▶ _Exercise_:
Print out every record exactly as it appears.

begin Input records

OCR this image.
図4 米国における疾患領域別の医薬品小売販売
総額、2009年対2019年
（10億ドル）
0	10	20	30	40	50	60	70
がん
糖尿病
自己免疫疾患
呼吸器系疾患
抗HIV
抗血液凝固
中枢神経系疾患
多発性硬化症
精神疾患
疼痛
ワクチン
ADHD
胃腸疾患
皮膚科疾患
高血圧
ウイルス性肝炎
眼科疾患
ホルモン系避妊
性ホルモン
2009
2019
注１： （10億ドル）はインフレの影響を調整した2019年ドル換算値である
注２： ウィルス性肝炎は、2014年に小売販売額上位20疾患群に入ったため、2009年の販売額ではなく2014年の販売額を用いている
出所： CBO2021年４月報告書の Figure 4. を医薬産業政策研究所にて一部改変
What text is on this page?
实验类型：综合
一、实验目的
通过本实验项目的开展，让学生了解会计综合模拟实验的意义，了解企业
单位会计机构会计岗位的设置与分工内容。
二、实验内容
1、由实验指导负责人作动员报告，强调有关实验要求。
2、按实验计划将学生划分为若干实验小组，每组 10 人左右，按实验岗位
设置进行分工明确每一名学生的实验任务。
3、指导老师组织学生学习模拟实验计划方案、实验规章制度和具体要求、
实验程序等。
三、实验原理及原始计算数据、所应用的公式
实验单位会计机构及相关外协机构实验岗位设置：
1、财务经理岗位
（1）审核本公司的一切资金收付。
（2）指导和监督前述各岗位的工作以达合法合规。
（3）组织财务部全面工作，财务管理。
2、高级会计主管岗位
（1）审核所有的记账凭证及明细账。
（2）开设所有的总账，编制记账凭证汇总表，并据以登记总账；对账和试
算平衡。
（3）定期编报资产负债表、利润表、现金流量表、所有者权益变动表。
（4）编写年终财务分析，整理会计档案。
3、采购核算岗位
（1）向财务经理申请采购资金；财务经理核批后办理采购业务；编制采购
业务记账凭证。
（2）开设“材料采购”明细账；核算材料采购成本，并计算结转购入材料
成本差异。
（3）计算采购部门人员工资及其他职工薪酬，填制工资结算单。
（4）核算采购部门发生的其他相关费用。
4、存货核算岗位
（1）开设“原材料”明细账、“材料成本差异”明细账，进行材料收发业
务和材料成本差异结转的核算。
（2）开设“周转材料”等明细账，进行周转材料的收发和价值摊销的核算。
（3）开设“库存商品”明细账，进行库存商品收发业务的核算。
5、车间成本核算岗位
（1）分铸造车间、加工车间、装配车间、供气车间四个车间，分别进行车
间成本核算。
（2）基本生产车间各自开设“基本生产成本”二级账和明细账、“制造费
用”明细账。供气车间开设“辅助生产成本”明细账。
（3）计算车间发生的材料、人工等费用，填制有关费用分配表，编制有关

end Input records

▶ _Problem solution_:
OCR this image.
図4 米国における疾患領域別の医薬品小売販売
総額、2009年対2019年
（10億ドル）
0	10	20	30	40	50	60	70
がん
糖尿病
自己免疫疾患
呼吸器系疾患
抗HIV
抗血液凝固
中枢神経系疾患
多発性硬化症
精神疾患
疼痛
ワクチン
ADHD
胃腸疾患
皮膚科疾患
高血圧
ウイルス性肝炎
眼科疾患
ホルモン系避妊
性ホルモン
2009
2019
注１： （10億ドル）はインフレの影響を調整した2019年ドル換算値である
注２： ウィルス性肝炎は、2014年に小売販売額上位20疾患群に入ったため、2009年の販売額ではなく2014年の販売額を用いている
出所： CBO2021年４月報告書の Figure 4. を医薬産業政策研究所にて一部改変
What text is on this page?
实验类型：综合
一、实验目的
通过本实验项目的开展，让学生了解会计综合模拟实验的意义，了解企业
单位会计机构会计岗位的设置与分工内容。
二、实验内容
1、由实验指导负责人作动员报告，强调有关实验要求。
2、按实验计划将学生划分为若干实验小组，每组 10 人左右，按实验岗位
设置进行分工明确每一名学生的实验任务。
3、指导老师组织学生学习模拟实验计划方案、实验规章制度和具体要求、
实验程序等。
三、实验原理及原始计算数据、所应用的公式
实验单位会计机构及相关外协机构实验岗位设置：
1、财务经理岗位
（1）审核本公司的一切资金收付。
（2）指导和监督前述各岗位的工作以达合法合规。
（3）组织财务部全面工作，财务管理。
2、高级会计主管岗位
（1）审核所有的记账凭证及明细账。
（2）开设所有的总账，编制记账凭证汇总表，并据以登记总账；对账和试
算平衡。
（3）定期编报资产负债表、利润表、现金流量表、所有者权益变动表。
（4）编写年终财务分析，整理会计档案。
3、采购核算岗位
（1）向财务经理申请采购资金；财务经理核批后办理采购业务；编制采购
业务记账凭证。
（2）开设“材料采购”明细账；核算材料采购成本，并计算结转购入材料
成本差异。
（3）计算采购部门人员工资及其他职工薪酬，填制工资结算单。
（4）核算采购部门发生的其他相关费用。
4、存货核算岗位
（1）开设“原材料”明细账、“材料成本差异”明细账，进行材料收发业
务和材料成本差异结转的核算。
（2）开设“周转材料”等明细账，进行周转材料的收发和价值摊销的核算。
（3）开设“库存商品”明细账，进行库存商品收发业务的核算。
5、车间成本核算岗位
（1）分铸造车间、加工车间、装配车间、供气车间四个车间，分别进行车
间成本核算。
（2）基本生产车间各自开设“基本生产成本”二级账和明细账、“制造费
用”明细账。供气车间开设“辅助生产成本”明细账。
（3）计算车间发生的材料、人工等费用，填制有关费用分配表，编制有关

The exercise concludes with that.